[start]

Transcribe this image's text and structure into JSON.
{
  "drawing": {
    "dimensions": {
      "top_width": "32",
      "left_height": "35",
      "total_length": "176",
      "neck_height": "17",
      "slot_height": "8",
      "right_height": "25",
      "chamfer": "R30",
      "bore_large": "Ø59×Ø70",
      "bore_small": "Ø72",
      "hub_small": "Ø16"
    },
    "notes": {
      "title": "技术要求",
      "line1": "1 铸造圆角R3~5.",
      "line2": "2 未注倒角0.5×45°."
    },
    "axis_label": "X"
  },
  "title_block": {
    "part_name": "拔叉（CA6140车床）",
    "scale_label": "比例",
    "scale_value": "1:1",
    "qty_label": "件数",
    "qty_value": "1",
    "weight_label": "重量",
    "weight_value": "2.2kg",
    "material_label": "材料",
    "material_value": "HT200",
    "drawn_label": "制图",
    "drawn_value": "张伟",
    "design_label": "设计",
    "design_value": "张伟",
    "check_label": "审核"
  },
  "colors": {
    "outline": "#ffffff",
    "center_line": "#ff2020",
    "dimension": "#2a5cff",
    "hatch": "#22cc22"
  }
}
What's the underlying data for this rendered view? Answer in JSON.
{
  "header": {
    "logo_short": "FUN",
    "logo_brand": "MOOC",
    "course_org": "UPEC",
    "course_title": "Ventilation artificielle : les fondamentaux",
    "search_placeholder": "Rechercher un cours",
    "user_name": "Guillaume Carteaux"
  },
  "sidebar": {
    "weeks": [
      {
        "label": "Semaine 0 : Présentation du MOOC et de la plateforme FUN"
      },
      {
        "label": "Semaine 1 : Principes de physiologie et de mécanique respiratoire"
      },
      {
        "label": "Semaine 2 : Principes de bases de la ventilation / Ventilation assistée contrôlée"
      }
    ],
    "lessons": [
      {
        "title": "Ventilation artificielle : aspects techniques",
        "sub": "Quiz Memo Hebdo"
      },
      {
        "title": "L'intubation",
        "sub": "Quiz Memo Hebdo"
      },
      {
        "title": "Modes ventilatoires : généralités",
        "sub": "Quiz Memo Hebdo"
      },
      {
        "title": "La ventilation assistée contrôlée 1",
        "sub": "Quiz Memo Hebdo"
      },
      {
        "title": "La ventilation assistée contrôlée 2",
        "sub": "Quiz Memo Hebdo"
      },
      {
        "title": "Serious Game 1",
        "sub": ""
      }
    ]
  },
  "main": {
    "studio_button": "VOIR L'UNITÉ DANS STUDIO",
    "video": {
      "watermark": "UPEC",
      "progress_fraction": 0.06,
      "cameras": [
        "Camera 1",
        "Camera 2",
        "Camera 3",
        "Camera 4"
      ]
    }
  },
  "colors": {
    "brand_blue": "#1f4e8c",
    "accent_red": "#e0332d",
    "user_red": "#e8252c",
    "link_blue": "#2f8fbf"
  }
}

[end]

Written exercise — Copy out the data shown above without altering anything.

Task answer —
Transcribe this image's text and structure into JSON.
{
  "drawing": {
    "dimensions": {
      "top_width": "32",
      "left_height": "35",
      "total_length": "176",
      "neck_height": "17",
      "slot_height": "8",
      "right_height": "25",
      "chamfer": "R30",
      "bore_large": "Ø59×Ø70",
      "bore_small": "Ø72",
      "hub_small": "Ø16"
    },
    "notes": {
      "title": "技术要求",
      "line1": "1 铸造圆角R3~5.",
      "line2": "2 未注倒角0.5×45°."
    },
    "axis_label": "X"
  },
  "title_block": {
    "part_name": "拔叉（CA6140车床）",
    "scale_label": "比例",
    "scale_value": "1:1",
    "qty_label": "件数",
    "qty_value": "1",
    "weight_label": "重量",
    "weight_value": "2.2kg",
    "material_label": "材料",
    "material_value": "HT200",
    "drawn_label": "制图",
    "drawn_value": "张伟",
    "design_label": "设计",
    "design_value": "张伟",
    "check_label": "审核"
  },
  "colors": {
    "outline": "#ffffff",
    "center_line": "#ff2020",
    "dimension": "#2a5cff",
    "hatch": "#22cc22"
  }
}
What's the underlying data for this rendered view? Answer in JSON.
{
  "header": {
    "logo_short": "FUN",
    "logo_brand": "MOOC",
    "course_org": "UPEC",
    "course_title": "Ventilation artificielle : les fondamentaux",
    "search_placeholder": "Rechercher un cours",
    "user_name": "Guillaume Carteaux"
  },
  "sidebar": {
    "weeks": [
      {
        "label": "Semaine 0 : Présentation du MOOC et de la plateforme FUN"
      },
      {
        "label": "Semaine 1 : Principes de physiologie et de mécanique respiratoire"
      },
      {
        "label": "Semaine 2 : Principes de bases de la ventilation / Ventilation assistée contrôlée"
      }
    ],
    "lessons": [
      {
        "title": "Ventilation artificielle : aspects techniques",
        "sub": "Quiz Memo Hebdo"
      },
      {
        "title": "L'intubation",
        "sub": "Quiz Memo Hebdo"
      },
      {
        "title": "Modes ventilatoires : généralités",
        "sub": "Quiz Memo Hebdo"
      },
      {
        "title": "La ventilation assistée contrôlée 1",
        "sub": "Quiz Memo Hebdo"
      },
      {
        "title": "La ventilation assistée contrôlée 2",
        "sub": "Quiz Memo Hebdo"
      },
      {
        "title": "Serious Game 1",
        "sub": ""
      }
    ]
  },
  "main": {
    "studio_button": "VOIR L'UNITÉ DANS STUDIO",
    "video": {
      "watermark": "UPEC",
      "progress_fraction": 0.06,
      "cameras": [
        "Camera 1",
        "Camera 2",
        "Camera 3",
        "Camera 4"
      ]
    }
  },
  "colors": {
    "brand_blue": "#1f4e8c",
    "accent_red": "#e0332d",
    "user_red": "#e8252c",
    "link_blue": "#2f8fbf"
  }
}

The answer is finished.